== Records for the exercise ==

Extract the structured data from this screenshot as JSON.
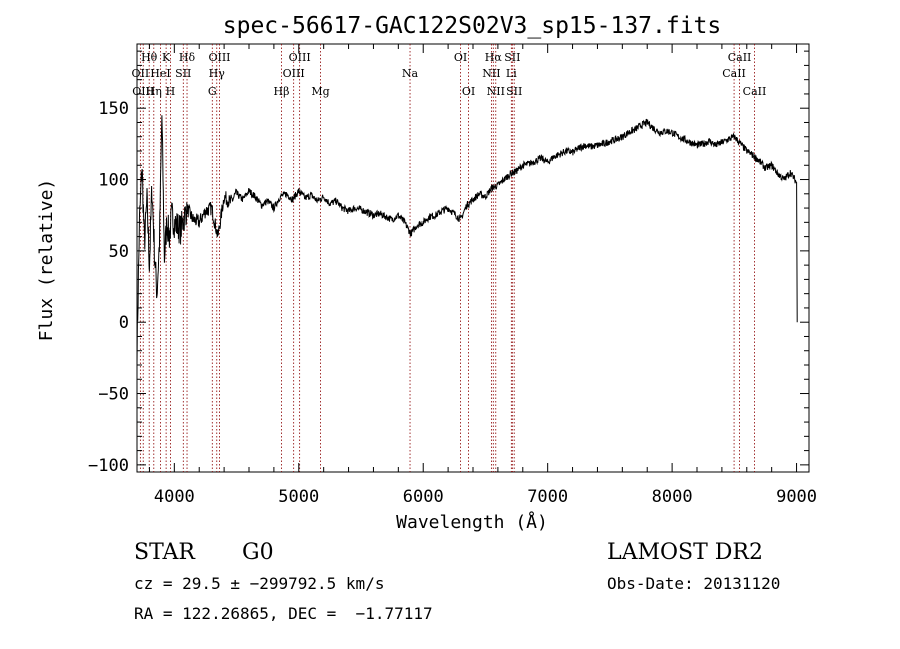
{
  "chart_data": {
    "type": "line",
    "title": "spec-56617-GAC122S02V3_sp15-137.fits",
    "xlabel": "Wavelength (Å)",
    "ylabel": "Flux (relative)",
    "xlim": [
      3700,
      9100
    ],
    "ylim": [
      -105,
      195
    ],
    "xticks": [
      4000,
      5000,
      6000,
      7000,
      8000,
      9000
    ],
    "xtick_labels": [
      "4000",
      "5000",
      "6000",
      "7000",
      "8000",
      "9000"
    ],
    "yticks": [
      -100,
      -50,
      0,
      50,
      100,
      150
    ],
    "ytick_labels": [
      "−100",
      "−50",
      "0",
      "50",
      "100",
      "150"
    ],
    "grid": false,
    "line_color": "#000000",
    "marker_color": "#8b0000",
    "series": [
      {
        "x": [
          3700,
          3720,
          3740,
          3760,
          3780,
          3800,
          3820,
          3840,
          3860,
          3880,
          3900,
          3920,
          3940,
          3960,
          3980,
          4000,
          4050,
          4100,
          4150,
          4200,
          4250,
          4300,
          4350,
          4400,
          4450,
          4500,
          4550,
          4600,
          4650,
          4700,
          4750,
          4800,
          4850,
          4900,
          4950,
          5000,
          5050,
          5100,
          5150,
          5200,
          5250,
          5300,
          5350,
          5400,
          5450,
          5500,
          5550,
          5600,
          5650,
          5700,
          5750,
          5800,
          5850,
          5900,
          5950,
          6000,
          6050,
          6100,
          6150,
          6200,
          6250,
          6300,
          6350,
          6400,
          6450,
          6500,
          6550,
          6600,
          6650,
          6700,
          6750,
          6800,
          6850,
          6900,
          6950,
          7000,
          7050,
          7100,
          7150,
          7200,
          7250,
          7300,
          7350,
          7400,
          7450,
          7500,
          7550,
          7600,
          7650,
          7700,
          7750,
          7800,
          7850,
          7900,
          7950,
          8000,
          8050,
          8100,
          8150,
          8200,
          8250,
          8300,
          8350,
          8400,
          8450,
          8500,
          8550,
          8600,
          8650,
          8700,
          8750,
          8800,
          8850,
          8900,
          8950,
          9000,
          9005
        ],
        "y": [
          -20,
          70,
          110,
          55,
          85,
          40,
          95,
          50,
          20,
          55,
          145,
          45,
          70,
          60,
          75,
          70,
          65,
          80,
          72,
          70,
          78,
          80,
          60,
          88,
          84,
          90,
          86,
          92,
          88,
          82,
          85,
          80,
          88,
          90,
          86,
          92,
          87,
          89,
          85,
          88,
          83,
          85,
          80,
          78,
          80,
          79,
          77,
          75,
          76,
          74,
          72,
          75,
          70,
          62,
          68,
          70,
          74,
          75,
          78,
          80,
          76,
          72,
          82,
          86,
          90,
          88,
          94,
          96,
          100,
          104,
          106,
          110,
          111,
          113,
          115,
          112,
          116,
          118,
          120,
          119,
          122,
          124,
          123,
          124,
          125,
          127,
          128,
          130,
          133,
          135,
          138,
          140,
          136,
          133,
          134,
          133,
          130,
          128,
          126,
          124,
          125,
          127,
          124,
          126,
          128,
          130,
          125,
          120,
          117,
          113,
          108,
          110,
          104,
          100,
          105,
          98,
          0
        ]
      }
    ],
    "lines": [
      {
        "name": "Hθ",
        "x": 3798,
        "row": 1
      },
      {
        "name": "OII",
        "x": 3727,
        "row": 2
      },
      {
        "name": "OIII",
        "x": 3750,
        "row": 3
      },
      {
        "name": "K",
        "x": 3934,
        "row": 1
      },
      {
        "name": "HeI",
        "x": 3889,
        "row": 2
      },
      {
        "name": "Hη",
        "x": 3835,
        "row": 3
      },
      {
        "name": "Hδ",
        "x": 4102,
        "row": 1
      },
      {
        "name": "SII",
        "x": 4072,
        "row": 2
      },
      {
        "name": "H",
        "x": 3969,
        "row": 3
      },
      {
        "name": "OIII",
        "x": 4363,
        "row": 1
      },
      {
        "name": "Hγ",
        "x": 4341,
        "row": 2
      },
      {
        "name": "G",
        "x": 4305,
        "row": 3
      },
      {
        "name": "OIII",
        "x": 5007,
        "row": 1
      },
      {
        "name": "OIII",
        "x": 4959,
        "row": 2
      },
      {
        "name": "Hβ",
        "x": 4861,
        "row": 3
      },
      {
        "name": "Mg",
        "x": 5175,
        "row": 3
      },
      {
        "name": "Na",
        "x": 5894,
        "row": 2
      },
      {
        "name": "OI",
        "x": 6300,
        "row": 1
      },
      {
        "name": "OI",
        "x": 6364,
        "row": 3
      },
      {
        "name": "Hα",
        "x": 6563,
        "row": 1
      },
      {
        "name": "NII",
        "x": 6548,
        "row": 2
      },
      {
        "name": "NII",
        "x": 6583,
        "row": 3
      },
      {
        "name": "SII",
        "x": 6716,
        "row": 1
      },
      {
        "name": "Li",
        "x": 6708,
        "row": 2
      },
      {
        "name": "SII",
        "x": 6731,
        "row": 3
      },
      {
        "name": "CaII",
        "x": 8542,
        "row": 1
      },
      {
        "name": "CaII",
        "x": 8498,
        "row": 2
      },
      {
        "name": "CaII",
        "x": 8662,
        "row": 3
      }
    ]
  },
  "info": {
    "class_label": "STAR",
    "subclass_label": "G0",
    "survey": "LAMOST DR2",
    "cz": "cz = 29.5 ± −299792.5 km/s",
    "obs_date": "Obs-Date: 20131120",
    "radec": "RA = 122.26865, DEC =  −1.77117"
  }
}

===

**What the task asks:** Take the listing and print it again exactly, but without any pictures.

**Answer below:**
Extract the structured data from this screenshot as JSON.
{
  "chart_data": {
    "type": "line",
    "title": "spec-56617-GAC122S02V3_sp15-137.fits",
    "xlabel": "Wavelength (Å)",
    "ylabel": "Flux (relative)",
    "xlim": [
      3700,
      9100
    ],
    "ylim": [
      -105,
      195
    ],
    "xticks": [
      4000,
      5000,
      6000,
      7000,
      8000,
      9000
    ],
    "xtick_labels": [
      "4000",
      "5000",
      "6000",
      "7000",
      "8000",
      "9000"
    ],
    "yticks": [
      -100,
      -50,
      0,
      50,
      100,
      150
    ],
    "ytick_labels": [
      "−100",
      "−50",
      "0",
      "50",
      "100",
      "150"
    ],
    "grid": false,
    "line_color": "#000000",
    "marker_color": "#8b0000",
    "series": [
      {
        "x": [
          3700,
          3720,
          3740,
          3760,
          3780,
          3800,
          3820,
          3840,
          3860,
          3880,
          3900,
          3920,
          3940,
          3960,
          3980,
          4000,
          4050,
          4100,
          4150,
          4200,
          4250,
          4300,
          4350,
          4400,
          4450,
          4500,
          4550,
          4600,
          4650,
          4700,
          4750,
          4800,
          4850,
          4900,
          4950,
          5000,
          5050,
          5100,
          5150,
          5200,
          5250,
          5300,
          5350,
          5400,
          5450,
          5500,
          5550,
          5600,
          5650,
          5700,
          5750,
          5800,
          5850,
          5900,
          5950,
          6000,
          6050,
          6100,
          6150,
          6200,
          6250,
          6300,
          6350,
          6400,
          6450,
          6500,
          6550,
          6600,
          6650,
          6700,
          6750,
          6800,
          6850,
          6900,
          6950,
          7000,
          7050,
          7100,
          7150,
          7200,
          7250,
          7300,
          7350,
          7400,
          7450,
          7500,
          7550,
          7600,
          7650,
          7700,
          7750,
          7800,
          7850,
          7900,
          7950,
          8000,
          8050,
          8100,
          8150,
          8200,
          8250,
          8300,
          8350,
          8400,
          8450,
          8500,
          8550,
          8600,
          8650,
          8700,
          8750,
          8800,
          8850,
          8900,
          8950,
          9000,
          9005
        ],
        "y": [
          -20,
          70,
          110,
          55,
          85,
          40,
          95,
          50,
          20,
          55,
          145,
          45,
          70,
          60,
          75,
          70,
          65,
          80,
          72,
          70,
          78,
          80,
          60,
          88,
          84,
          90,
          86,
          92,
          88,
          82,
          85,
          80,
          88,
          90,
          86,
          92,
          87,
          89,
          85,
          88,
          83,
          85,
          80,
          78,
          80,
          79,
          77,
          75,
          76,
          74,
          72,
          75,
          70,
          62,
          68,
          70,
          74,
          75,
          78,
          80,
          76,
          72,
          82,
          86,
          90,
          88,
          94,
          96,
          100,
          104,
          106,
          110,
          111,
          113,
          115,
          112,
          116,
          118,
          120,
          119,
          122,
          124,
          123,
          124,
          125,
          127,
          128,
          130,
          133,
          135,
          138,
          140,
          136,
          133,
          134,
          133,
          130,
          128,
          126,
          124,
          125,
          127,
          124,
          126,
          128,
          130,
          125,
          120,
          117,
          113,
          108,
          110,
          104,
          100,
          105,
          98,
          0
        ]
      }
    ],
    "lines": [
      {
        "name": "Hθ",
        "x": 3798,
        "row": 1
      },
      {
        "name": "OII",
        "x": 3727,
        "row": 2
      },
      {
        "name": "OIII",
        "x": 3750,
        "row": 3
      },
      {
        "name": "K",
        "x": 3934,
        "row": 1
      },
      {
        "name": "HeI",
        "x": 3889,
        "row": 2
      },
      {
        "name": "Hη",
        "x": 3835,
        "row": 3
      },
      {
        "name": "Hδ",
        "x": 4102,
        "row": 1
      },
      {
        "name": "SII",
        "x": 4072,
        "row": 2
      },
      {
        "name": "H",
        "x": 3969,
        "row": 3
      },
      {
        "name": "OIII",
        "x": 4363,
        "row": 1
      },
      {
        "name": "Hγ",
        "x": 4341,
        "row": 2
      },
      {
        "name": "G",
        "x": 4305,
        "row": 3
      },
      {
        "name": "OIII",
        "x": 5007,
        "row": 1
      },
      {
        "name": "OIII",
        "x": 4959,
        "row": 2
      },
      {
        "name": "Hβ",
        "x": 4861,
        "row": 3
      },
      {
        "name": "Mg",
        "x": 5175,
        "row": 3
      },
      {
        "name": "Na",
        "x": 5894,
        "row": 2
      },
      {
        "name": "OI",
        "x": 6300,
        "row": 1
      },
      {
        "name": "OI",
        "x": 6364,
        "row": 3
      },
      {
        "name": "Hα",
        "x": 6563,
        "row": 1
      },
      {
        "name": "NII",
        "x": 6548,
        "row": 2
      },
      {
        "name": "NII",
        "x": 6583,
        "row": 3
      },
      {
        "name": "SII",
        "x": 6716,
        "row": 1
      },
      {
        "name": "Li",
        "x": 6708,
        "row": 2
      },
      {
        "name": "SII",
        "x": 6731,
        "row": 3
      },
      {
        "name": "CaII",
        "x": 8542,
        "row": 1
      },
      {
        "name": "CaII",
        "x": 8498,
        "row": 2
      },
      {
        "name": "CaII",
        "x": 8662,
        "row": 3
      }
    ]
  },
  "info": {
    "class_label": "STAR",
    "subclass_label": "G0",
    "survey": "LAMOST DR2",
    "cz": "cz = 29.5 ± −299792.5 km/s",
    "obs_date": "Obs-Date: 20131120",
    "radec": "RA = 122.26865, DEC =  −1.77117"
  }
}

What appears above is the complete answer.